__PROBLEM TO WORK ON__.
Repeat the listing that follows, character for character, minus the pictures.

Stored dataset items
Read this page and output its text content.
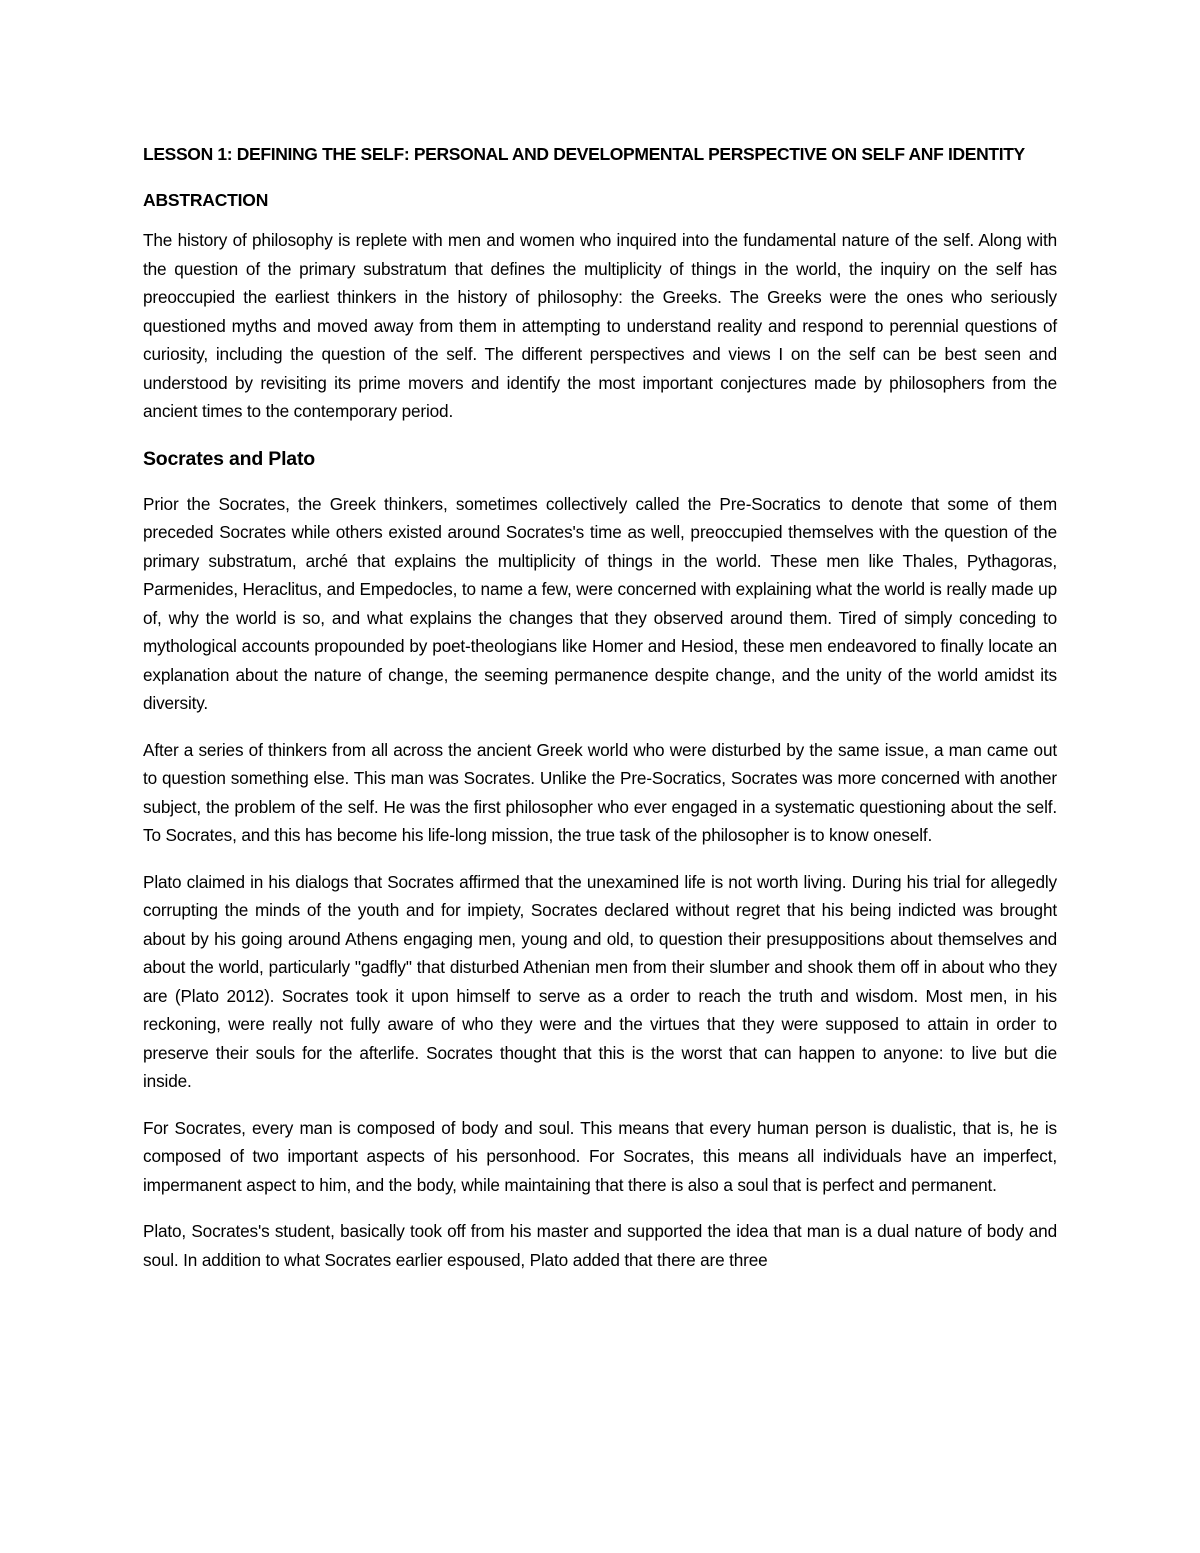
LESSON 1: DEFINING THE SELF: PERSONAL AND DEVELOPMENTAL PERSPECTIVE ON SELF ANF IDENTITY
ABSTRACTION

The history of philosophy is replete with men and women who inquired into the fundamental nature of the self. Along with the question of the primary substratum that defines the multiplicity of things in the world, the inquiry on the self has preoccupied the earliest thinkers in the history of philosophy: the Greeks. The Greeks were the ones who seriously questioned myths and moved away from them in attempting to understand reality and respond to perennial questions of curiosity, including the question of the self. The different perspectives and views I on the self can be best seen and understood by revisiting its prime movers and identify the most important conjectures made by philosophers from the ancient times to the contemporary period.

Socrates and Plato

Prior the Socrates, the Greek thinkers, sometimes collectively called the Pre-Socratics to denote that some of them preceded Socrates while others existed around Socrates's time as well, preoccupied themselves with the question of the primary substratum, arché that explains the multiplicity of things in the world. These men like Thales, Pythagoras, Parmenides, Heraclitus, and Empedocles, to name a few, were concerned with explaining what the world is really made up of, why the world is so, and what explains the changes that they observed around them. Tired of simply conceding to mythological accounts propounded by poet-theologians like Homer and Hesiod, these men endeavored to finally locate an explanation about the nature of change, the seeming permanence despite change, and the unity of the world amidst its diversity.

After a series of thinkers from all across the ancient Greek world who were disturbed by the same issue, a man came out to question something else. This man was Socrates. Unlike the Pre-Socratics, Socrates was more concerned with another subject, the problem of the self. He was the first philosopher who ever engaged in a systematic questioning about the self. To Socrates, and this has become his life-long mission, the true task of the philosopher is to know oneself.

Plato claimed in his dialogs that Socrates affirmed that the unexamined life is not worth living. During his trial for allegedly corrupting the minds of the youth and for impiety, Socrates declared without regret that his being indicted was brought about by his going around Athens engaging men, young and old, to question their presuppositions about themselves and about the world, particularly "gadfly" that disturbed Athenian men from their slumber and shook them off in about who they are (Plato 2012). Socrates took it upon himself to serve as a order to reach the truth and wisdom. Most men, in his reckoning, were really not fully aware of who they were and the virtues that they were supposed to attain in order to preserve their souls for the afterlife. Socrates thought that this is the worst that can happen to anyone: to live but die inside.

For Socrates, every man is composed of body and soul. This means that every human person is dualistic, that is, he is composed of two important aspects of his personhood. For Socrates, this means all individuals have an imperfect, impermanent aspect to him, and the body, while maintaining that there is also a soul that is perfect and permanent.

Plato, Socrates's student, basically took off from his master and supported the idea that man is a dual nature of body and soul. In addition to what Socrates earlier espoused, Plato added that there are three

__SOLUTION BELOW__.
Read this page and output its text content.
LESSON 1: DEFINING THE SELF: PERSONAL AND DEVELOPMENTAL PERSPECTIVE ON SELF ANF IDENTITY
ABSTRACTION

The history of philosophy is replete with men and women who inquired into the fundamental nature of the self. Along with the question of the primary substratum that defines the multiplicity of things in the world, the inquiry on the self has preoccupied the earliest thinkers in the history of philosophy: the Greeks. The Greeks were the ones who seriously questioned myths and moved away from them in attempting to understand reality and respond to perennial questions of curiosity, including the question of the self. The different perspectives and views I on the self can be best seen and understood by revisiting its prime movers and identify the most important conjectures made by philosophers from the ancient times to the contemporary period.

Socrates and Plato

Prior the Socrates, the Greek thinkers, sometimes collectively called the Pre-Socratics to denote that some of them preceded Socrates while others existed around Socrates's time as well, preoccupied themselves with the question of the primary substratum, arché that explains the multiplicity of things in the world. These men like Thales, Pythagoras, Parmenides, Heraclitus, and Empedocles, to name a few, were concerned with explaining what the world is really made up of, why the world is so, and what explains the changes that they observed around them. Tired of simply conceding to mythological accounts propounded by poet-theologians like Homer and Hesiod, these men endeavored to finally locate an explanation about the nature of change, the seeming permanence despite change, and the unity of the world amidst its diversity.

After a series of thinkers from all across the ancient Greek world who were disturbed by the same issue, a man came out to question something else. This man was Socrates. Unlike the Pre-Socratics, Socrates was more concerned with another subject, the problem of the self. He was the first philosopher who ever engaged in a systematic questioning about the self. To Socrates, and this has become his life-long mission, the true task of the philosopher is to know oneself.

Plato claimed in his dialogs that Socrates affirmed that the unexamined life is not worth living. During his trial for allegedly corrupting the minds of the youth and for impiety, Socrates declared without regret that his being indicted was brought about by his going around Athens engaging men, young and old, to question their presuppositions about themselves and about the world, particularly "gadfly" that disturbed Athenian men from their slumber and shook them off in about who they are (Plato 2012). Socrates took it upon himself to serve as a order to reach the truth and wisdom. Most men, in his reckoning, were really not fully aware of who they were and the virtues that they were supposed to attain in order to preserve their souls for the afterlife. Socrates thought that this is the worst that can happen to anyone: to live but die inside.

For Socrates, every man is composed of body and soul. This means that every human person is dualistic, that is, he is composed of two important aspects of his personhood. For Socrates, this means all individuals have an imperfect, impermanent aspect to him, and the body, while maintaining that there is also a soul that is perfect and permanent.

Plato, Socrates's student, basically took off from his master and supported the idea that man is a dual nature of body and soul. In addition to what Socrates earlier espoused, Plato added that there are three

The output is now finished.